> [WORK INSTRUCTIONS]
Every line below that holds the string "this" should be copied out.

-- Start --

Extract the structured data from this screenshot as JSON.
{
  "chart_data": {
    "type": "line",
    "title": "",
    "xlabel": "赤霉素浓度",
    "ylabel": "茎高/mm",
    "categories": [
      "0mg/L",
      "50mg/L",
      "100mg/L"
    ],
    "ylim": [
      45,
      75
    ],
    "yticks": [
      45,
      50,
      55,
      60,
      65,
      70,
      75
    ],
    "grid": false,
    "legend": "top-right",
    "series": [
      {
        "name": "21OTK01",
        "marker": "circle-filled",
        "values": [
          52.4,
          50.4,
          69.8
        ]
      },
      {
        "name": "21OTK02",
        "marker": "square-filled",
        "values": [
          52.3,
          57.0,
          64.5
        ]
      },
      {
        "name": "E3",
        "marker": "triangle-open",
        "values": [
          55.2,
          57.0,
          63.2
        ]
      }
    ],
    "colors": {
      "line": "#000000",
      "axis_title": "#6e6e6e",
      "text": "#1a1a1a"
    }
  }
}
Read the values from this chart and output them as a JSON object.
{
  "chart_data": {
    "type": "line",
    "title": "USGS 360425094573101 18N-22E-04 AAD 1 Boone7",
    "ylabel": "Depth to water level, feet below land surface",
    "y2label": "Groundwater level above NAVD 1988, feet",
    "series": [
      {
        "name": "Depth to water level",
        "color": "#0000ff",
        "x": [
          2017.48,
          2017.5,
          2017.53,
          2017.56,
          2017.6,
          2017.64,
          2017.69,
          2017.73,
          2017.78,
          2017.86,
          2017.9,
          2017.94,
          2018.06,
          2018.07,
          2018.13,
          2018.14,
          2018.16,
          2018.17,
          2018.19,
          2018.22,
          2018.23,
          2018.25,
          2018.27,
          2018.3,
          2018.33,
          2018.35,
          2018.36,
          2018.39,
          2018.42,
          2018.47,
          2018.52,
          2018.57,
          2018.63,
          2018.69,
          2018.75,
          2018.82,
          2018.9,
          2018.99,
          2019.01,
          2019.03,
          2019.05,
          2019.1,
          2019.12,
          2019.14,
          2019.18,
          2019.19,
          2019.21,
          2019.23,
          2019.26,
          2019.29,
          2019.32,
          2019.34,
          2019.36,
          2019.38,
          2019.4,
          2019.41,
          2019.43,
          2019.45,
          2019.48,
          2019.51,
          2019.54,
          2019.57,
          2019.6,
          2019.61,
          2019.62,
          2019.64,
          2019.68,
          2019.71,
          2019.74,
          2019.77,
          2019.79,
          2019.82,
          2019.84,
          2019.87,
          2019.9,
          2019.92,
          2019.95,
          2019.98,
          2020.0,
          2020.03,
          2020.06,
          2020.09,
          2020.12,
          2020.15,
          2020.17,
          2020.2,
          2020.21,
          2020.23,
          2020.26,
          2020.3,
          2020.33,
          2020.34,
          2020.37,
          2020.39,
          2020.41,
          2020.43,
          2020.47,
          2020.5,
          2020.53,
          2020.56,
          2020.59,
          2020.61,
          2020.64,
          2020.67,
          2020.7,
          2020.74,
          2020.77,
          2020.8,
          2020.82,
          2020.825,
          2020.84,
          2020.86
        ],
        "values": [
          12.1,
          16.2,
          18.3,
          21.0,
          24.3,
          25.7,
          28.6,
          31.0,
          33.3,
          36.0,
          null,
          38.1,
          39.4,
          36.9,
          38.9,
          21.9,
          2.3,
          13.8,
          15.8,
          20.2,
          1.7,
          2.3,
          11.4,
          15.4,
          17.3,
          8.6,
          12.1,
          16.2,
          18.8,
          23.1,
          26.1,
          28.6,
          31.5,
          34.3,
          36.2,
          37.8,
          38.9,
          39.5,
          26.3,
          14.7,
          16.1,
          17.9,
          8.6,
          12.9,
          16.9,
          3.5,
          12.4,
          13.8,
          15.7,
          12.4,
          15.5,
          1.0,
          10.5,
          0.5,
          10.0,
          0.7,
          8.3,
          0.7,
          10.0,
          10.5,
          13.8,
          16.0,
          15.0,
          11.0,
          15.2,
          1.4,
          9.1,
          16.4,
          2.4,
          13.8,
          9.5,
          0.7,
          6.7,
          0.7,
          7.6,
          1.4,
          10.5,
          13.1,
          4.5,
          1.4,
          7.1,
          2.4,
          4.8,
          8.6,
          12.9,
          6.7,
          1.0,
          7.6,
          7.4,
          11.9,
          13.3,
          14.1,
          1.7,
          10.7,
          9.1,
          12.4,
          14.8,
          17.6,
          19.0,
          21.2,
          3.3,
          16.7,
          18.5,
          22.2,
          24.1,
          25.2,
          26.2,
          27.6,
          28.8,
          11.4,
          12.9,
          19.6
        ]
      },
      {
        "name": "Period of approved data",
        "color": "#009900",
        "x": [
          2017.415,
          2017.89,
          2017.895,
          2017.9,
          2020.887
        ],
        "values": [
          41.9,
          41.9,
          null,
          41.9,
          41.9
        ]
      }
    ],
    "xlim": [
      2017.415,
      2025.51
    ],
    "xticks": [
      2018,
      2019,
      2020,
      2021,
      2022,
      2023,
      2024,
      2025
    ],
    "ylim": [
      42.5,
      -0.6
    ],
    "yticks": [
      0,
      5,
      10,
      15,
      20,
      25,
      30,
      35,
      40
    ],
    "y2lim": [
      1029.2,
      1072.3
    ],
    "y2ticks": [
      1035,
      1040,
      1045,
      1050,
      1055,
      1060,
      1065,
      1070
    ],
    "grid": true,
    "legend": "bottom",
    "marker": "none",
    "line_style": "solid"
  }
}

-- End --

> [OUTPUT OF THE TASK]
Extract the structured data from this screenshot as JSON.
Read the values from this chart and output them as a JSON object.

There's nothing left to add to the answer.